### TEKST ŹRÓDŁOWY
To super wiadomości Nabiera zaufania, nie wszystkie kocie pozwalają się drapać po brzuszku. Będziesz miała przytulankę Pochwal się kicią, wstaw jakieś zdjęcia może.
Tak, futerko ma mięciutkie i puchate jak angorka. Dzisiaj jej dokupiłam szczotkę i bardzo chętnie dała się wyczesać, wystawiła na czesanko brzusio i mruczała. Widać, że sprawiało jej to przyjemność. Teraz wygląda elegancko.
Nasze inne kotki (mieszkające w domu rodziców) również nie przepadają zbytnio za czesankiem (drapanie, niecierpliwość, ucieczka, było też warczenie), więc adoptowana kiciunia naprawdę zaskoczyła mnie tym, że czesanie sprawia jej przyjemność, no i że tak szybko mi zaufała. Bardzo grzeczna dziewczynka.
######
- [TREŚĆ ZADANIA 1] Przepisz z tekstu o adoptowanej kotce fragment zaczynający się od słów „Tak, futerko ma” i kończący na słowach „Bardzo grzeczna dziewczynka.”.
- [TREŚĆ ZADANIA 2]
Odpowiedz na podstawie tekstu o adoptowanej kotce:
(a) Co dokupiono kotce tego dnia?
(b) Do czego porównano jej futerko?
(c) Jak inne kotki, mieszkające w domu rodziców, zachowują się przy czesaniu?
### FRAGMENTY WIERSZY
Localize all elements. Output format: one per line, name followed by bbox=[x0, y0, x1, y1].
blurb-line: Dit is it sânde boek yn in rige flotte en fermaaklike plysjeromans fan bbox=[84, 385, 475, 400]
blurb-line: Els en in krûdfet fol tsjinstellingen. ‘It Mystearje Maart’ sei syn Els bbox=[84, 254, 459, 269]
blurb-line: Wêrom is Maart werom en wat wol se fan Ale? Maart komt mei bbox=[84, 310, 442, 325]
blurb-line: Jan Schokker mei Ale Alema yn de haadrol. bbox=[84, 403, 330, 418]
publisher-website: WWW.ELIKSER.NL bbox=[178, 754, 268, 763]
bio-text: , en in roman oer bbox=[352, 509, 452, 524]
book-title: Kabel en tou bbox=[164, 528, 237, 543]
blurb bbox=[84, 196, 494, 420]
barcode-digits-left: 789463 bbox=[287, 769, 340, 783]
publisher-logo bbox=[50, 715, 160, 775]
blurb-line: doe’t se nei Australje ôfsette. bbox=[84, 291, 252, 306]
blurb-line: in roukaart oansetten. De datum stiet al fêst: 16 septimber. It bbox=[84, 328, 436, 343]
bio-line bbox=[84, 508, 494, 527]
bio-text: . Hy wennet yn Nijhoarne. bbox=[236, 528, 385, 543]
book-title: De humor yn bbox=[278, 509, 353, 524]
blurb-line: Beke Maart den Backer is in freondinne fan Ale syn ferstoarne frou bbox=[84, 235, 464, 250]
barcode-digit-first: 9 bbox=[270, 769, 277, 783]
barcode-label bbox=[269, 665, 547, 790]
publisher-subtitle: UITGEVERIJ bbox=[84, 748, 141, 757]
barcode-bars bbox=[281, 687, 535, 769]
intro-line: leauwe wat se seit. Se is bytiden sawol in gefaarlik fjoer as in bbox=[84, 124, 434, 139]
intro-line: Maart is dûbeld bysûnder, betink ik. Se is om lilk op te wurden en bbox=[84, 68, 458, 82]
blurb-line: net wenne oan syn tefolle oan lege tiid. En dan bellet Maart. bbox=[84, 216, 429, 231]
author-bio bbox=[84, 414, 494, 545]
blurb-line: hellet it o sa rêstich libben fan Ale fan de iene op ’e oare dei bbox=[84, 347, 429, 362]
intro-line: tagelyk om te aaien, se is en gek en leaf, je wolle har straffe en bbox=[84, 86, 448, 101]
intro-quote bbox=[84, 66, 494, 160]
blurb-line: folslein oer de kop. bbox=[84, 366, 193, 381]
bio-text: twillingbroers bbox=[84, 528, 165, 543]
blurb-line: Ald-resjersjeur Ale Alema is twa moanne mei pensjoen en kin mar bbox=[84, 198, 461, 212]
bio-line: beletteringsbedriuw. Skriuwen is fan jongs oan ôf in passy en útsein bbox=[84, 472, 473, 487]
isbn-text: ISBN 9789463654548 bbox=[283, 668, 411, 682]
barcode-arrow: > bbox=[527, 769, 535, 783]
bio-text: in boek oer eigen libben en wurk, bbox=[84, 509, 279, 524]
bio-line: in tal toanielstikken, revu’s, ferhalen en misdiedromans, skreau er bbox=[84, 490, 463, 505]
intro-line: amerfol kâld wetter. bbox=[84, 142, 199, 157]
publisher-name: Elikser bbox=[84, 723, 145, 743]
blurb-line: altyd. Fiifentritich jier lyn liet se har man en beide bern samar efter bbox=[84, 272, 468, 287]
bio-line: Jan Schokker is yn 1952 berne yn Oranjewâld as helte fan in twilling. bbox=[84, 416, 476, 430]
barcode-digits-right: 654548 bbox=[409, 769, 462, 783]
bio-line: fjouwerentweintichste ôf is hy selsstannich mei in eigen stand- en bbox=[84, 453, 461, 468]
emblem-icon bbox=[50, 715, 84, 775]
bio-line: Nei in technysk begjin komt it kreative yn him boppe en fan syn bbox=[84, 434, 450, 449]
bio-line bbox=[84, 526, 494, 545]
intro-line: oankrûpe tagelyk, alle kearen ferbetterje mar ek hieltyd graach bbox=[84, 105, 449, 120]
######
- [PEŁNE ROZWIĄZANIE 1]
Tak, futerko ma mięciutkie i puchate jak angorka. Dzisiaj jej dokupiłam szczotkę i bardzo chętnie dała się wyczesać, wystawiła na czesanko brzusio i mruczała. Widać, że sprawiało jej to przyjemność. Teraz wygląda elegancko.
Nasze inne kotki (mieszkające w domu rodziców) również nie przepadają zbytnio za czesankiem (drapanie, niecierpliwość, ucieczka, było też warczenie), więc adoptowana kiciunia naprawdę zaskoczyła mnie tym, że czesanie sprawia jej przyjemność, no i że tak szybko mi zaufała. Bardzo grzeczna dziewczynka.

- [PEŁNE ROZWIĄZANIE 2]
(a) Szczotkę.
(b) Do futerka angorki: jest mięciutkie i puchate.
(c) Nie przepadają zbytnio za czesaniem: drapią, są niecierpliwe, uciekają, zdarzało się też warczenie.